= WHAT YOU WILL DO =
Restate, word for word, every line of the data.

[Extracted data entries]
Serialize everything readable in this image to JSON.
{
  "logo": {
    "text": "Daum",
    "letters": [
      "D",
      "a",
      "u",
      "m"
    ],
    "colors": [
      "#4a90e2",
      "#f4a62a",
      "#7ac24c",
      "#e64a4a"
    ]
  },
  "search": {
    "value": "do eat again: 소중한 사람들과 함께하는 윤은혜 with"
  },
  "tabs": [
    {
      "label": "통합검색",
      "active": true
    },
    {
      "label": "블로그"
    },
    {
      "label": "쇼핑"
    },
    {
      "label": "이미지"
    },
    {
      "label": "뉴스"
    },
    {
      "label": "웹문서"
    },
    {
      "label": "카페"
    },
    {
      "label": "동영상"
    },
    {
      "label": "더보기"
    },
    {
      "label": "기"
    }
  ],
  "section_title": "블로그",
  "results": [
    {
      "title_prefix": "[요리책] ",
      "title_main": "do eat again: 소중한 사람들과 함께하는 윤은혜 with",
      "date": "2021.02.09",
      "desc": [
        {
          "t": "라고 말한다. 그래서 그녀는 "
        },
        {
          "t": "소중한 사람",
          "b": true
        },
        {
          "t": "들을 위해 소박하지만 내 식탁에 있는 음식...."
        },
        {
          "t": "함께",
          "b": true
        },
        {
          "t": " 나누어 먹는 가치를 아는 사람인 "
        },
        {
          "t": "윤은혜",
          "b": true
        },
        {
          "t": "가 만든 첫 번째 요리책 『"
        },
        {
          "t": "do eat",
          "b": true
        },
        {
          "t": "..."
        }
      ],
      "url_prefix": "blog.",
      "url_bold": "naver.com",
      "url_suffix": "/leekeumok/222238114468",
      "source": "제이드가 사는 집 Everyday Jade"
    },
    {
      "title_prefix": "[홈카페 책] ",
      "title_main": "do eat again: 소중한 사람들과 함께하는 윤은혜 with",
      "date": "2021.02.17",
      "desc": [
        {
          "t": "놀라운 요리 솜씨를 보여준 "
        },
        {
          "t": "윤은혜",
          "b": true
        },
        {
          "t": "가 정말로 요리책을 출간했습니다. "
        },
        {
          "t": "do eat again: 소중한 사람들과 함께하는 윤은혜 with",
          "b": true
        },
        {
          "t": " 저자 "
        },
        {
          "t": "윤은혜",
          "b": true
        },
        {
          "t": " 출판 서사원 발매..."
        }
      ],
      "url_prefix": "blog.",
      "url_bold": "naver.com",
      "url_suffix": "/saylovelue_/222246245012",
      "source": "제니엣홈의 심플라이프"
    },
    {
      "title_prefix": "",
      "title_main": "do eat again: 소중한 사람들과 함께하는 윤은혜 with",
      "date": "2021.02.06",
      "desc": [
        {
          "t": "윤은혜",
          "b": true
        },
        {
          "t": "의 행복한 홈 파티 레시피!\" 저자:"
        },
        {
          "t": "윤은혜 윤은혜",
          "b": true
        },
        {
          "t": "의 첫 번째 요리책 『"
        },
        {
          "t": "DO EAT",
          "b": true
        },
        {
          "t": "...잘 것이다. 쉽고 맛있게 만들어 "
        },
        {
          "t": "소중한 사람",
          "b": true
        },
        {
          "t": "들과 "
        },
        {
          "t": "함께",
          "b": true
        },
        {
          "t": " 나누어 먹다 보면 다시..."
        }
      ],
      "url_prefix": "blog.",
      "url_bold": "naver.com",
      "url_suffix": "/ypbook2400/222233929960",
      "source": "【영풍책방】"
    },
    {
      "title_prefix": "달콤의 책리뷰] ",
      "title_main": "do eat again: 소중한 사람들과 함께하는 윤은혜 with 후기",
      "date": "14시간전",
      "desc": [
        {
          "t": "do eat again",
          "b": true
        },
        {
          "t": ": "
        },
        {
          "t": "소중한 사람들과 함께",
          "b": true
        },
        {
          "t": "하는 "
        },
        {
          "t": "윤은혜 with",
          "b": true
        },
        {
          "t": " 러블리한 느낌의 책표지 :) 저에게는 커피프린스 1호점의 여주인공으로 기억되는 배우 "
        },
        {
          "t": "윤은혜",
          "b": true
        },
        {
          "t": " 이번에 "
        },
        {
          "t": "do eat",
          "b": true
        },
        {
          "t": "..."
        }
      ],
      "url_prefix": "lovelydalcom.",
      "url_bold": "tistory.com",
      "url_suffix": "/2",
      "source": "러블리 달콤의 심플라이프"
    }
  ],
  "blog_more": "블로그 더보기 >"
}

= EXERCISE SOLUTION =
Serialize everything readable in this image to JSON.
{
  "logo": {
    "text": "Daum",
    "letters": [
      "D",
      "a",
      "u",
      "m"
    ],
    "colors": [
      "#4a90e2",
      "#f4a62a",
      "#7ac24c",
      "#e64a4a"
    ]
  },
  "search": {
    "value": "do eat again: 소중한 사람들과 함께하는 윤은혜 with"
  },
  "tabs": [
    {
      "label": "통합검색",
      "active": true
    },
    {
      "label": "블로그"
    },
    {
      "label": "쇼핑"
    },
    {
      "label": "이미지"
    },
    {
      "label": "뉴스"
    },
    {
      "label": "웹문서"
    },
    {
      "label": "카페"
    },
    {
      "label": "동영상"
    },
    {
      "label": "더보기"
    },
    {
      "label": "기"
    }
  ],
  "section_title": "블로그",
  "results": [
    {
      "title_prefix": "[요리책] ",
      "title_main": "do eat again: 소중한 사람들과 함께하는 윤은혜 with",
      "date": "2021.02.09",
      "desc": [
        {
          "t": "라고 말한다. 그래서 그녀는 "
        },
        {
          "t": "소중한 사람",
          "b": true
        },
        {
          "t": "들을 위해 소박하지만 내 식탁에 있는 음식...."
        },
        {
          "t": "함께",
          "b": true
        },
        {
          "t": " 나누어 먹는 가치를 아는 사람인 "
        },
        {
          "t": "윤은혜",
          "b": true
        },
        {
          "t": "가 만든 첫 번째 요리책 『"
        },
        {
          "t": "do eat",
          "b": true
        },
        {
          "t": "..."
        }
      ],
      "url_prefix": "blog.",
      "url_bold": "naver.com",
      "url_suffix": "/leekeumok/222238114468",
      "source": "제이드가 사는 집 Everyday Jade"
    },
    {
      "title_prefix": "[홈카페 책] ",
      "title_main": "do eat again: 소중한 사람들과 함께하는 윤은혜 with",
      "date": "2021.02.17",
      "desc": [
        {
          "t": "놀라운 요리 솜씨를 보여준 "
        },
        {
          "t": "윤은혜",
          "b": true
        },
        {
          "t": "가 정말로 요리책을 출간했습니다. "
        },
        {
          "t": "do eat again: 소중한 사람들과 함께하는 윤은혜 with",
          "b": true
        },
        {
          "t": " 저자 "
        },
        {
          "t": "윤은혜",
          "b": true
        },
        {
          "t": " 출판 서사원 발매..."
        }
      ],
      "url_prefix": "blog.",
      "url_bold": "naver.com",
      "url_suffix": "/saylovelue_/222246245012",
      "source": "제니엣홈의 심플라이프"
    },
    {
      "title_prefix": "",
      "title_main": "do eat again: 소중한 사람들과 함께하는 윤은혜 with",
      "date": "2021.02.06",
      "desc": [
        {
          "t": "윤은혜",
          "b": true
        },
        {
          "t": "의 행복한 홈 파티 레시피!\" 저자:"
        },
        {
          "t": "윤은혜 윤은혜",
          "b": true
        },
        {
          "t": "의 첫 번째 요리책 『"
        },
        {
          "t": "DO EAT",
          "b": true
        },
        {
          "t": "...잘 것이다. 쉽고 맛있게 만들어 "
        },
        {
          "t": "소중한 사람",
          "b": true
        },
        {
          "t": "들과 "
        },
        {
          "t": "함께",
          "b": true
        },
        {
          "t": " 나누어 먹다 보면 다시..."
        }
      ],
      "url_prefix": "blog.",
      "url_bold": "naver.com",
      "url_suffix": "/ypbook2400/222233929960",
      "source": "【영풍책방】"
    },
    {
      "title_prefix": "달콤의 책리뷰] ",
      "title_main": "do eat again: 소중한 사람들과 함께하는 윤은혜 with 후기",
      "date": "14시간전",
      "desc": [
        {
          "t": "do eat again",
          "b": true
        },
        {
          "t": ": "
        },
        {
          "t": "소중한 사람들과 함께",
          "b": true
        },
        {
          "t": "하는 "
        },
        {
          "t": "윤은혜 with",
          "b": true
        },
        {
          "t": " 러블리한 느낌의 책표지 :) 저에게는 커피프린스 1호점의 여주인공으로 기억되는 배우 "
        },
        {
          "t": "윤은혜",
          "b": true
        },
        {
          "t": " 이번에 "
        },
        {
          "t": "do eat",
          "b": true
        },
        {
          "t": "..."
        }
      ],
      "url_prefix": "lovelydalcom.",
      "url_bold": "tistory.com",
      "url_suffix": "/2",
      "source": "러블리 달콤의 심플라이프"
    }
  ],
  "blog_more": "블로그 더보기 >"
}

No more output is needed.